*Your objective*. Each record must be retyped in full. No character may differ.

*Records supplied*.
........

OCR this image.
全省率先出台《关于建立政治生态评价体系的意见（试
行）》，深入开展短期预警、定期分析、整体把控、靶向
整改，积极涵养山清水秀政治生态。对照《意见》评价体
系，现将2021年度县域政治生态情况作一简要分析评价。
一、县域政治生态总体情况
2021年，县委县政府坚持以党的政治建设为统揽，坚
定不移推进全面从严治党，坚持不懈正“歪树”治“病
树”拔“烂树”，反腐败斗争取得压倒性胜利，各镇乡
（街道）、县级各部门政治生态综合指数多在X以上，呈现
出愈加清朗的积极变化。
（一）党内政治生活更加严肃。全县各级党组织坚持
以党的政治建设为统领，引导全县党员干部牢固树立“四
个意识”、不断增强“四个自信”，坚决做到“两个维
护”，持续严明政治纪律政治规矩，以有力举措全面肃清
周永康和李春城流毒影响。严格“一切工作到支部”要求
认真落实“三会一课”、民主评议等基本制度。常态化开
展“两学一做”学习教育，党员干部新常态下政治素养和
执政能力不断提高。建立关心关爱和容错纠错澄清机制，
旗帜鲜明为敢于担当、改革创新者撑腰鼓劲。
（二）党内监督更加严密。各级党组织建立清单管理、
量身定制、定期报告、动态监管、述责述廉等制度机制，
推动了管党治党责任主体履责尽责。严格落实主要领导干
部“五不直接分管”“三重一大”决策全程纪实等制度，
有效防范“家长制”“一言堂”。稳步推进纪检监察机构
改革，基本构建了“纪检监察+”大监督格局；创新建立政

........

*Correct result*.
OCR this image.
全省率先出台《关于建立政治生态评价体系的意见（试
行）》，深入开展短期预警、定期分析、整体把控、靶向
整改，积极涵养山清水秀政治生态。对照《意见》评价体
系，现将2021年度县域政治生态情况作一简要分析评价。
一、县域政治生态总体情况
2021年，县委县政府坚持以党的政治建设为统揽，坚
定不移推进全面从严治党，坚持不懈正“歪树”治“病
树”拔“烂树”，反腐败斗争取得压倒性胜利，各镇乡
（街道）、县级各部门政治生态综合指数多在X以上，呈现
出愈加清朗的积极变化。
（一）党内政治生活更加严肃。全县各级党组织坚持
以党的政治建设为统领，引导全县党员干部牢固树立“四
个意识”、不断增强“四个自信”，坚决做到“两个维
护”，持续严明政治纪律政治规矩，以有力举措全面肃清
周永康和李春城流毒影响。严格“一切工作到支部”要求
认真落实“三会一课”、民主评议等基本制度。常态化开
展“两学一做”学习教育，党员干部新常态下政治素养和
执政能力不断提高。建立关心关爱和容错纠错澄清机制，
旗帜鲜明为敢于担当、改革创新者撑腰鼓劲。
（二）党内监督更加严密。各级党组织建立清单管理、
量身定制、定期报告、动态监管、述责述廉等制度机制，
推动了管党治党责任主体履责尽责。严格落实主要领导干
部“五不直接分管”“三重一大”决策全程纪实等制度，
有效防范“家长制”“一言堂”。稳步推进纪检监察机构
改革，基本构建了“纪检监察+”大监督格局；创新建立政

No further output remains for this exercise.